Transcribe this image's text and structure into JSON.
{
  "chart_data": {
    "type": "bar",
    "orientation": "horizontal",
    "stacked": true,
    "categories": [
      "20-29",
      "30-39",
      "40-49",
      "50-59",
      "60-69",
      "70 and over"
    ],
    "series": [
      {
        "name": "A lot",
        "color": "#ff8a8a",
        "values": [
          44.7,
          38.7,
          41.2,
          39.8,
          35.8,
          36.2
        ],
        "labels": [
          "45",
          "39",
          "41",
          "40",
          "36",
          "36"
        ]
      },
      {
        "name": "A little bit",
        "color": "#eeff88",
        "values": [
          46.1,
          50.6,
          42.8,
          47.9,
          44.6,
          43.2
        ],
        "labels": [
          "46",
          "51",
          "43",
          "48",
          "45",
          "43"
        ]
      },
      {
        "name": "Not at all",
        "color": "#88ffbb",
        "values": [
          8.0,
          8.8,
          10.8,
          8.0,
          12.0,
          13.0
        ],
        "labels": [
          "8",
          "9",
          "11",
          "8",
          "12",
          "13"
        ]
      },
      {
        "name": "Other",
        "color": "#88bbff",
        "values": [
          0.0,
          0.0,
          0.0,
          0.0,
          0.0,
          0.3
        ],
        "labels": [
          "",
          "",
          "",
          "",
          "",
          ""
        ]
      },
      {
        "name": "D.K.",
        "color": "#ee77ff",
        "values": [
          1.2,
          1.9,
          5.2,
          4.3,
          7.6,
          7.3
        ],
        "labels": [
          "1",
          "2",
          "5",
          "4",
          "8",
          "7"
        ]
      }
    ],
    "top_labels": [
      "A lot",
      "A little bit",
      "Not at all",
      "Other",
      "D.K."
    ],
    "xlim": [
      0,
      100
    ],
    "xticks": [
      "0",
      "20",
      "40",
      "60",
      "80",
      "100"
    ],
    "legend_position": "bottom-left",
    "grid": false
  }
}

┄┄┄┄┄┄

### DIRECTIVE
Make a verbatim copy of every entry shown above.

### COMPLETE OUTPUT
Transcribe this image's text and structure into JSON.
{
  "chart_data": {
    "type": "bar",
    "orientation": "horizontal",
    "stacked": true,
    "categories": [
      "20-29",
      "30-39",
      "40-49",
      "50-59",
      "60-69",
      "70 and over"
    ],
    "series": [
      {
        "name": "A lot",
        "color": "#ff8a8a",
        "values": [
          44.7,
          38.7,
          41.2,
          39.8,
          35.8,
          36.2
        ],
        "labels": [
          "45",
          "39",
          "41",
          "40",
          "36",
          "36"
        ]
      },
      {
        "name": "A little bit",
        "color": "#eeff88",
        "values": [
          46.1,
          50.6,
          42.8,
          47.9,
          44.6,
          43.2
        ],
        "labels": [
          "46",
          "51",
          "43",
          "48",
          "45",
          "43"
        ]
      },
      {
        "name": "Not at all",
        "color": "#88ffbb",
        "values": [
          8.0,
          8.8,
          10.8,
          8.0,
          12.0,
          13.0
        ],
        "labels": [
          "8",
          "9",
          "11",
          "8",
          "12",
          "13"
        ]
      },
      {
        "name": "Other",
        "color": "#88bbff",
        "values": [
          0.0,
          0.0,
          0.0,
          0.0,
          0.0,
          0.3
        ],
        "labels": [
          "",
          "",
          "",
          "",
          "",
          ""
        ]
      },
      {
        "name": "D.K.",
        "color": "#ee77ff",
        "values": [
          1.2,
          1.9,
          5.2,
          4.3,
          7.6,
          7.3
        ],
        "labels": [
          "1",
          "2",
          "5",
          "4",
          "8",
          "7"
        ]
      }
    ],
    "top_labels": [
      "A lot",
      "A little bit",
      "Not at all",
      "Other",
      "D.K."
    ],
    "xlim": [
      0,
      100
    ],
    "xticks": [
      "0",
      "20",
      "40",
      "60",
      "80",
      "100"
    ],
    "legend_position": "bottom-left",
    "grid": false
  }
}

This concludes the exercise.